%%

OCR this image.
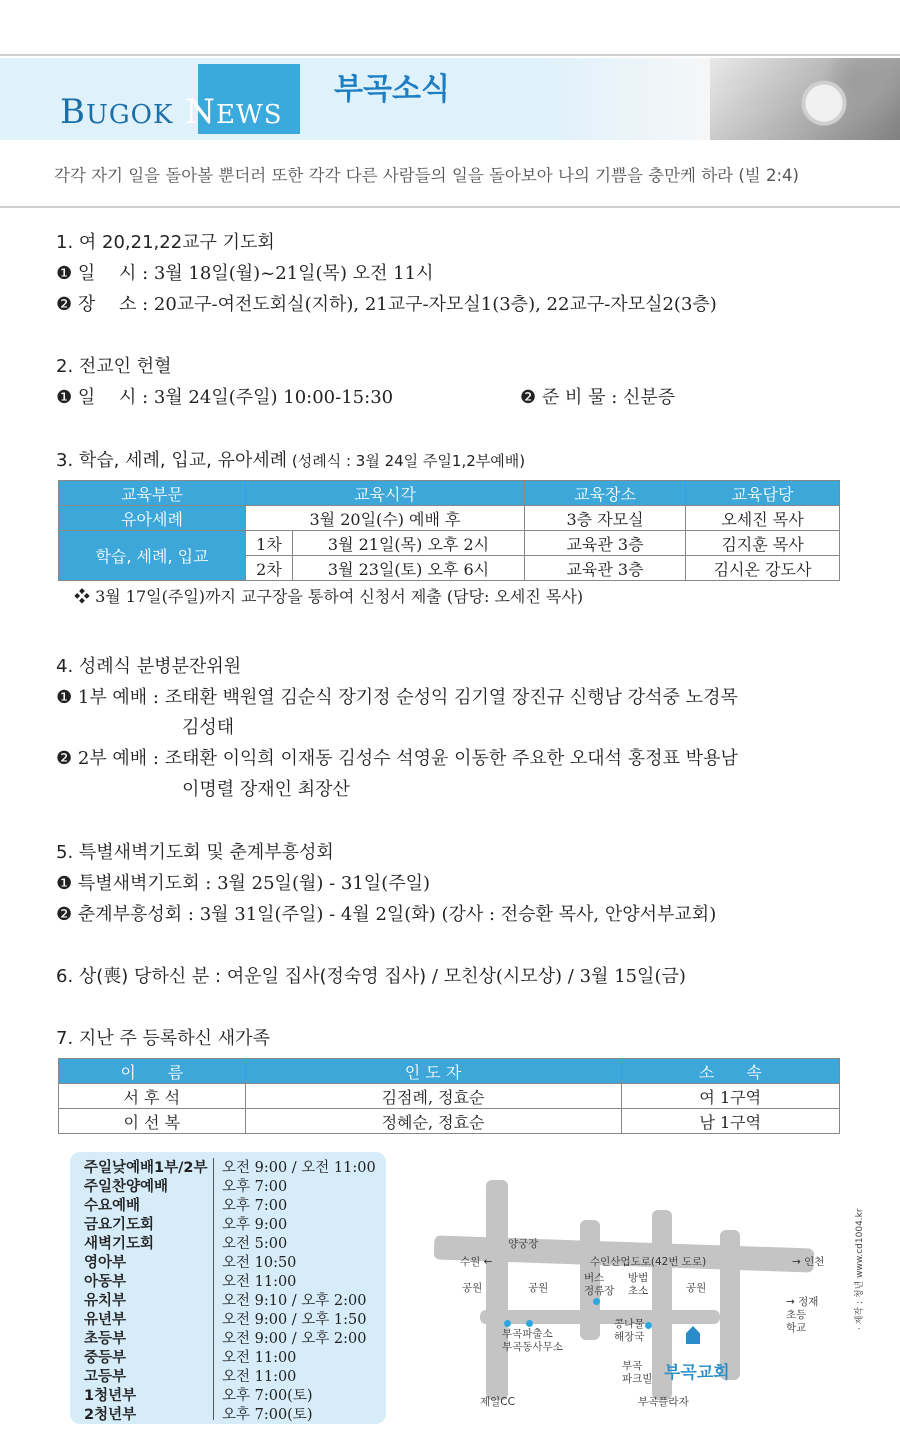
BUGOK NEWS
부곡소식
각각 자기 일을 돌아볼 뿐더러 또한 각각 다른 사람들의 일을 돌아보아 나의 기쁨을 충만케 하라 (빌 2:4)
1. 여 20,21,22교구 기도회
❶ 일　 시 : 3월 18일(월)~21일(목) 오전 11시
❷ 장　 소 : 20교구-여전도회실(지하), 21교구-자모실1(3층), 22교구-자모실2(3층)
2. 전교인 헌혈
❶ 일　 시 : 3월 24일(주일) 10:00-15:30	❷ 준 비 물 : 신분증
3. 학습, 세례, 입교, 유아세례 (성례식 : 3월 24일 주일1,2부예배)
교육부문	교육시각		교육장소	교육담당
유아세례	3월 20일(수) 예배 후		3층 자모실	오세진 목사
학습, 세례, 입교	1차	3월 21일(목) 오후 2시	교육관 3층	김지훈 목사
	2차	3월 23일(토) 오후 6시	교육관 3층	김시온 강도사
❖ 3월 17일(주일)까지 교구장을 통하여 신청서 제출 (담당: 오세진 목사)
4. 성례식 분병분잔위원
❶ 1부 예배 : 조태환 백원열 김순식 장기정 순성익 김기열 장진규 신행남 강석중 노경목
김성태
❷ 2부 예배 : 조태환 이익희 이재동 김성수 석영윤 이동한 주요한 오대석 홍정표 박용남
이명렬 장재인 최장산
5. 특별새벽기도회 및 춘계부흥성회
❶ 특별새벽기도회 : 3월 25일(월) - 31일(주일)
❷ 춘계부흥성회 : 3월 31일(주일) - 4월 2일(화) (강사 : 전승환 목사, 안양서부교회)
6. 상(喪) 당하신 분 : 여운일 집사(정숙영 집사) / 모친상(시모상) / 3월 15일(금)
7. 지난 주 등록하신 새가족
이　　름	인 도 자	소　　속
서 후 석	김점례, 정효순	여 1구역
이 선 복	정혜순, 정효순	남 1구역
주일낮예배1부/2부 오전 9:00 / 오전 11:00
주일찬양예배	오후 7:00
수요예배	오후 7:00
금요기도회	오후 9:00
새벽기도회	오전 5:00
영아부	오전 10:50
아동부	오전 11:00
유치부	오전 9:10 / 오후 2:00
유년부	오전 9:00 / 오후 1:50
초등부	오전 9:00 / 오후 2:00
중등부	오전 11:00
고등부	오전 11:00
1청년부	오후 7:00(토)
2청년부	오후 7:00(토)
양궁장
수원 ←	수인산업도로(42번 도로)	→ 인천
공원	공원	공원
버스
정류장
방범
초소
→ 정재
초등
학교
부곡파출소
부곡동사무소
콩나물
해장국
부곡
파크빌 부곡교회
제일CC	부곡플라자
· 제작 : 청년 www.cd1004.kr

%%

__Challenge__
In the lines above, locate the string "특별새벽기도회". Copy every line where it occurs.

__Written answer__
5. 특별새벽기도회 및 춘계부흥성회
❶ 특별새벽기도회 : 3월 25일(월) - 31일(주일)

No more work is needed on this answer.